**Records shown:**
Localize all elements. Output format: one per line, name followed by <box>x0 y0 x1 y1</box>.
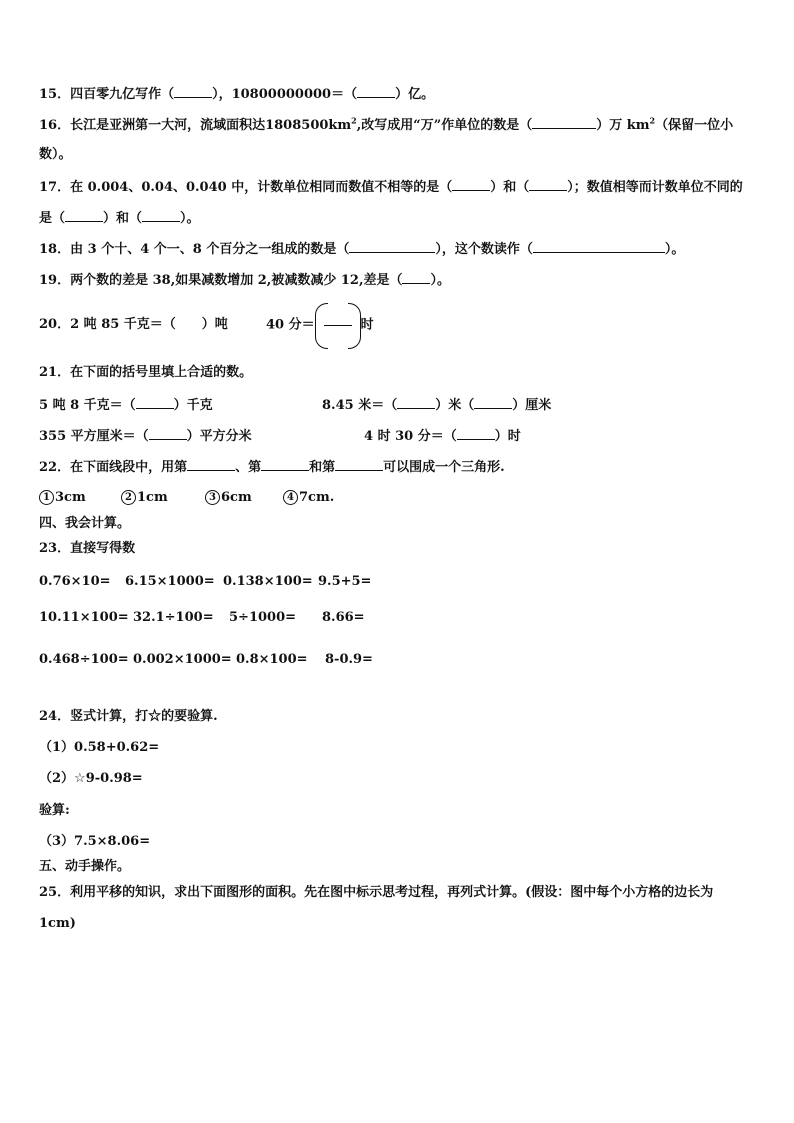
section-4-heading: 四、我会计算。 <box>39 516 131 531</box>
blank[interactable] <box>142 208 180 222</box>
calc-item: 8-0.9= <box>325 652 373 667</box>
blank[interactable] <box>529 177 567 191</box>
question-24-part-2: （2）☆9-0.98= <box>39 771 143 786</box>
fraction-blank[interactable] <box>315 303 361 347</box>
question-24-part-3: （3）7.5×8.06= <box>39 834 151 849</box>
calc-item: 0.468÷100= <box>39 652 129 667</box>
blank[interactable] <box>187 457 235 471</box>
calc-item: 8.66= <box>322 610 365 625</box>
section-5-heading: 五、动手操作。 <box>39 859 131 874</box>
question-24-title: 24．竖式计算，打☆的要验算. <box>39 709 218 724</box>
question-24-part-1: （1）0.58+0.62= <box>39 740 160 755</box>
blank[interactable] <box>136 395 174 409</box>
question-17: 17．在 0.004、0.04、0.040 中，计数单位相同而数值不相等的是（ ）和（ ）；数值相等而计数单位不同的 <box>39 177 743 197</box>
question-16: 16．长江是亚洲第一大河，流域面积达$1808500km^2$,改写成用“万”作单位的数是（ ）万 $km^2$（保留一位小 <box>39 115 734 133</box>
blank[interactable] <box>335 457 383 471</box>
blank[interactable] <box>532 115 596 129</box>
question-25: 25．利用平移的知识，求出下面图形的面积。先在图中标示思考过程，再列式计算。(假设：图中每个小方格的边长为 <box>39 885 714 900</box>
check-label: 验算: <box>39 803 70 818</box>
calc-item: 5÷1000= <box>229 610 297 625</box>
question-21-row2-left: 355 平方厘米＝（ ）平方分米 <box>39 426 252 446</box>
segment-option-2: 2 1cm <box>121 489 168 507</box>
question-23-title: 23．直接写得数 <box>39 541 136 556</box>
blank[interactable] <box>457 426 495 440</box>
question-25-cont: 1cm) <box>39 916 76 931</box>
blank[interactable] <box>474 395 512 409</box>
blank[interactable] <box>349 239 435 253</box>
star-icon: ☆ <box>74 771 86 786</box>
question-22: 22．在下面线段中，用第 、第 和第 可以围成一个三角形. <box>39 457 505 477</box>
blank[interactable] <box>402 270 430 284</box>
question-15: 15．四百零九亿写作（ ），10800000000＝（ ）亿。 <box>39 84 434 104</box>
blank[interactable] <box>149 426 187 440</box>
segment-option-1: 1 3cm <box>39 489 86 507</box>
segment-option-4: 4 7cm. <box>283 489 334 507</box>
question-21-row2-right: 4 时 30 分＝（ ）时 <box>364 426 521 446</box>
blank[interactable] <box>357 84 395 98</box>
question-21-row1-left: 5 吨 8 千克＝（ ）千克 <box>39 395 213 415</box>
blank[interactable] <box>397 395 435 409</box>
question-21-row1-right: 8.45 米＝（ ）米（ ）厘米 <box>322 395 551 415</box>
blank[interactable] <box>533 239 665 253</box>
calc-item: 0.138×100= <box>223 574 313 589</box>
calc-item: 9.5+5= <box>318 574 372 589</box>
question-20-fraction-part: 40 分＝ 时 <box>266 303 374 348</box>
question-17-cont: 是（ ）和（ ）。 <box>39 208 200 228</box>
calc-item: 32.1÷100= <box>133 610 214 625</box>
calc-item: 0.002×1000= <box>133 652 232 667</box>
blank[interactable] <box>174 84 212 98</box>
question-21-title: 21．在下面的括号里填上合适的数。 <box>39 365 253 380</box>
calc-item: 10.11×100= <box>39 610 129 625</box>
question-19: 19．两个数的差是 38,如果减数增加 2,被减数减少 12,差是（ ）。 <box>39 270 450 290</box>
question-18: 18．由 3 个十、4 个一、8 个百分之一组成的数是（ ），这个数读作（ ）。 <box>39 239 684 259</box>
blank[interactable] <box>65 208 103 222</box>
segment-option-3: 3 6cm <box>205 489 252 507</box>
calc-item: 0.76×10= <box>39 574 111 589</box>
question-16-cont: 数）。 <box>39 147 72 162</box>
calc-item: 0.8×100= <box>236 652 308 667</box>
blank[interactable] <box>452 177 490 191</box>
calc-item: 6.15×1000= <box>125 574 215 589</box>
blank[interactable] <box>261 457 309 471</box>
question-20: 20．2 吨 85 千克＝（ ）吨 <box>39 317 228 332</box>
* * *
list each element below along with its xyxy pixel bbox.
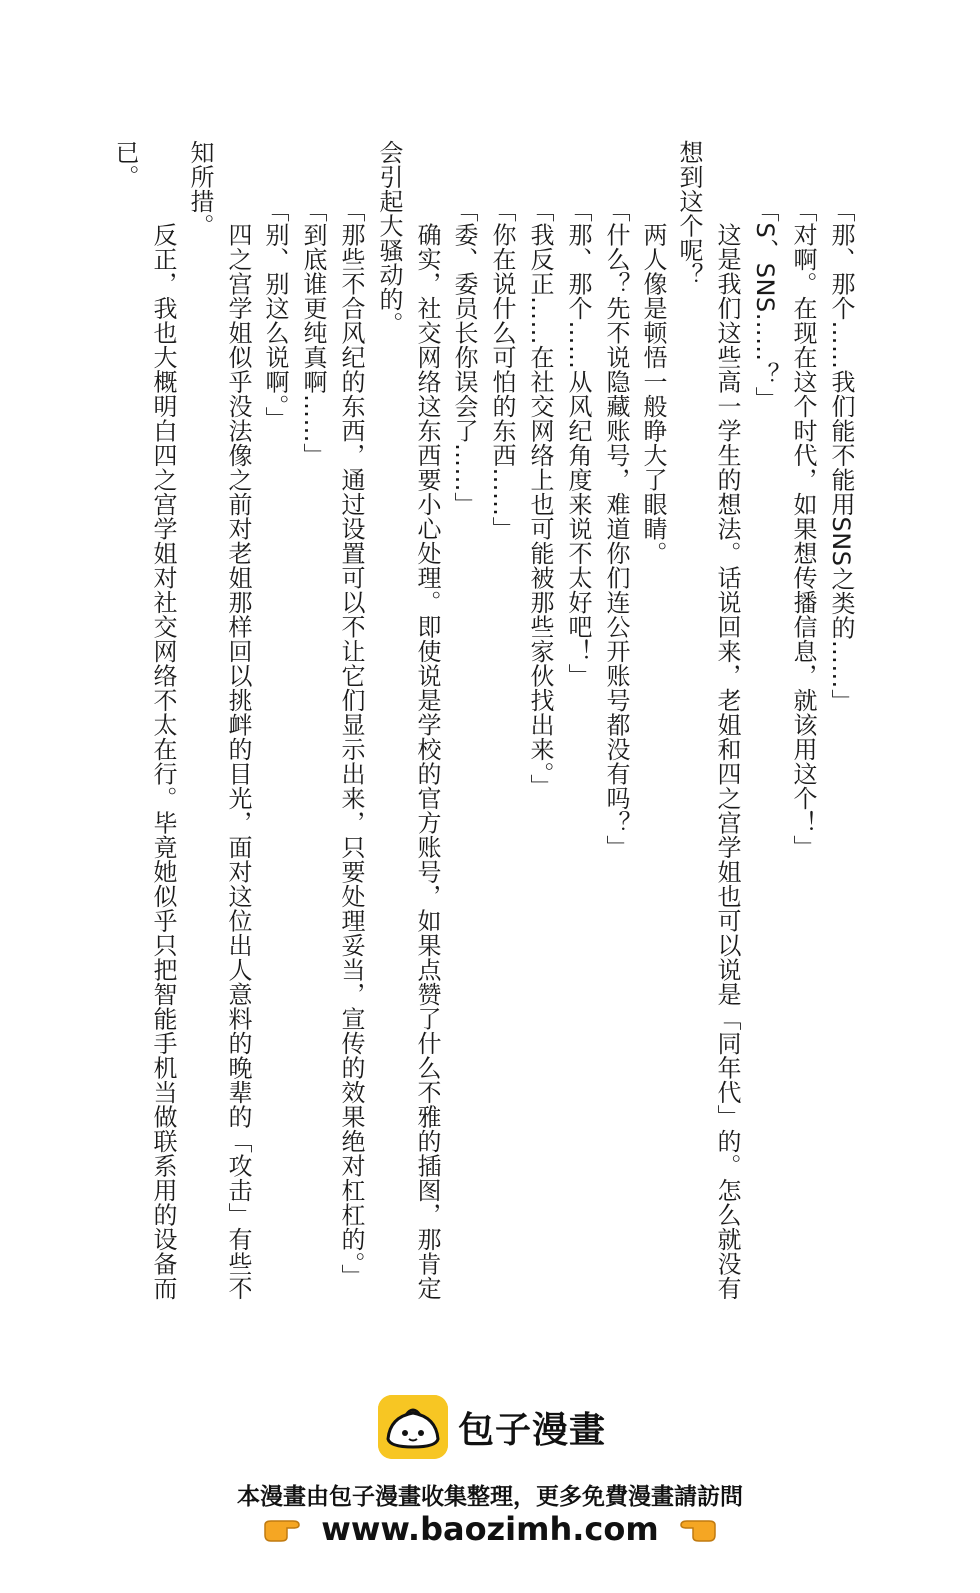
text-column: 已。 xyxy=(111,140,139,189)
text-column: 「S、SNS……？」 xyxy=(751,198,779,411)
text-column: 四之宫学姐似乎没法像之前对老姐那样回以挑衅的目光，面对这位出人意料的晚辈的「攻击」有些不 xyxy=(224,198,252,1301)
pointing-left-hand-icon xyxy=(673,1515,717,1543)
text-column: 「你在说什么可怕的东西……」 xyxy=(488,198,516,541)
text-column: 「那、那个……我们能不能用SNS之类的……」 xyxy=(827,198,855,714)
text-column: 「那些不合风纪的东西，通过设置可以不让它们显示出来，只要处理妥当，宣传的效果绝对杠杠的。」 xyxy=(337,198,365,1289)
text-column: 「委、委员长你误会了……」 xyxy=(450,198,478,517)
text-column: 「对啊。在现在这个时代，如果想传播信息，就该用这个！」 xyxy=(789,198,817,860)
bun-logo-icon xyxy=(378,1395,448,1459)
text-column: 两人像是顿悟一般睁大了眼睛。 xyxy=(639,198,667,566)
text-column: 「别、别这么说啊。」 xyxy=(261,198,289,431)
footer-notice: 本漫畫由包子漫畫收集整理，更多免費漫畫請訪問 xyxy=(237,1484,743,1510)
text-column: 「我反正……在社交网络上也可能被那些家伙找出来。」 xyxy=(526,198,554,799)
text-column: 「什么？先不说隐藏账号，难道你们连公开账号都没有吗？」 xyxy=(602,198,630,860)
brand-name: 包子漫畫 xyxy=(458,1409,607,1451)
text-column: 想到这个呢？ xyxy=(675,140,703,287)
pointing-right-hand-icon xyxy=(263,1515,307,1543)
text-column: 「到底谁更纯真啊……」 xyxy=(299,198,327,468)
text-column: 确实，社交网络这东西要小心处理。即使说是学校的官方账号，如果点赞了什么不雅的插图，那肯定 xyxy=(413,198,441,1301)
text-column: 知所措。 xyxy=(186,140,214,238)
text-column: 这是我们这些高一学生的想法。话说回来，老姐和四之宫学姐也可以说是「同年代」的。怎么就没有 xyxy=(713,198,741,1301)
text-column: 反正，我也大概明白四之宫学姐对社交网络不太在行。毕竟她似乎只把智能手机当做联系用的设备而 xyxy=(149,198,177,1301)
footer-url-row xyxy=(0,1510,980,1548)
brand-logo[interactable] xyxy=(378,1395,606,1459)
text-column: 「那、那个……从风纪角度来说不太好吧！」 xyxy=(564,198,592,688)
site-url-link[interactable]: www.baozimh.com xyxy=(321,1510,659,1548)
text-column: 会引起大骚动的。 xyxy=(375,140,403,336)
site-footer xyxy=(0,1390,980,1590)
---
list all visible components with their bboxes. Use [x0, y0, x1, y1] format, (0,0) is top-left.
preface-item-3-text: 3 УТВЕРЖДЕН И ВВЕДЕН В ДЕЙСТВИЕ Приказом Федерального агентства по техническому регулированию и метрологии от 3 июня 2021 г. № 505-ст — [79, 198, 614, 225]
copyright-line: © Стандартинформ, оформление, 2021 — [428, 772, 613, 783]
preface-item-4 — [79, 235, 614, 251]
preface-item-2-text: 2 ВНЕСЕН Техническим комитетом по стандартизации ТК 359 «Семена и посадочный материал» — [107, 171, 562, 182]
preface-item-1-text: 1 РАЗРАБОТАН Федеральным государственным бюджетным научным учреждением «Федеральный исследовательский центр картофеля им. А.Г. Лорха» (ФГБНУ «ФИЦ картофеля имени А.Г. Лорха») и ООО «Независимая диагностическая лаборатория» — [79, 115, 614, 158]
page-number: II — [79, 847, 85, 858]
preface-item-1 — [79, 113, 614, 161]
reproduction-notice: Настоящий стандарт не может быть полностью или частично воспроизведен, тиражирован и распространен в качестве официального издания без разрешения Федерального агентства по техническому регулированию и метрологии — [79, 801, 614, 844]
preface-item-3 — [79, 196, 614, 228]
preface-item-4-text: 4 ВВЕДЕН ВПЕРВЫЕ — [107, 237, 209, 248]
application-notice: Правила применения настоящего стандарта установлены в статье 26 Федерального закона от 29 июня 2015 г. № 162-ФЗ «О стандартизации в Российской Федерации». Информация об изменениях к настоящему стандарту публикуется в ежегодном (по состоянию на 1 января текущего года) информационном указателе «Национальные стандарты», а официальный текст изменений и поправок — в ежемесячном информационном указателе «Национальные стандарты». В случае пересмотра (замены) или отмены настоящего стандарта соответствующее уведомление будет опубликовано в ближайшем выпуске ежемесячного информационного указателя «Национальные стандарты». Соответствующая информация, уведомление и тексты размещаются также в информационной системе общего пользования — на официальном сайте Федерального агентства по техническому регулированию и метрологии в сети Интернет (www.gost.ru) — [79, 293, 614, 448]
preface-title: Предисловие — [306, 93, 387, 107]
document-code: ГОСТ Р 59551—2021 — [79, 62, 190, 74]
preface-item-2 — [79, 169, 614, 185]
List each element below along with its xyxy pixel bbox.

**Required task:** In the first block of items above, print the lines from the one containing "section-4-heading: 四、我会计算。 <box>39" through the one containing "calc-item: 0.468÷100= <box>39", both included, without changing anything in them.

**Exercise result:**
section-4-heading: 四、我会计算。 <box>39 516 131 531</box>
blank[interactable] <box>142 208 180 222</box>
calc-item: 8-0.9= <box>325 652 373 667</box>
blank[interactable] <box>529 177 567 191</box>
question-24-part-2: （2）☆9-0.98= <box>39 771 143 786</box>
fraction-blank[interactable] <box>315 303 361 347</box>
question-24-part-3: （3）7.5×8.06= <box>39 834 151 849</box>
calc-item: 0.468÷100= <box>39 652 129 667</box>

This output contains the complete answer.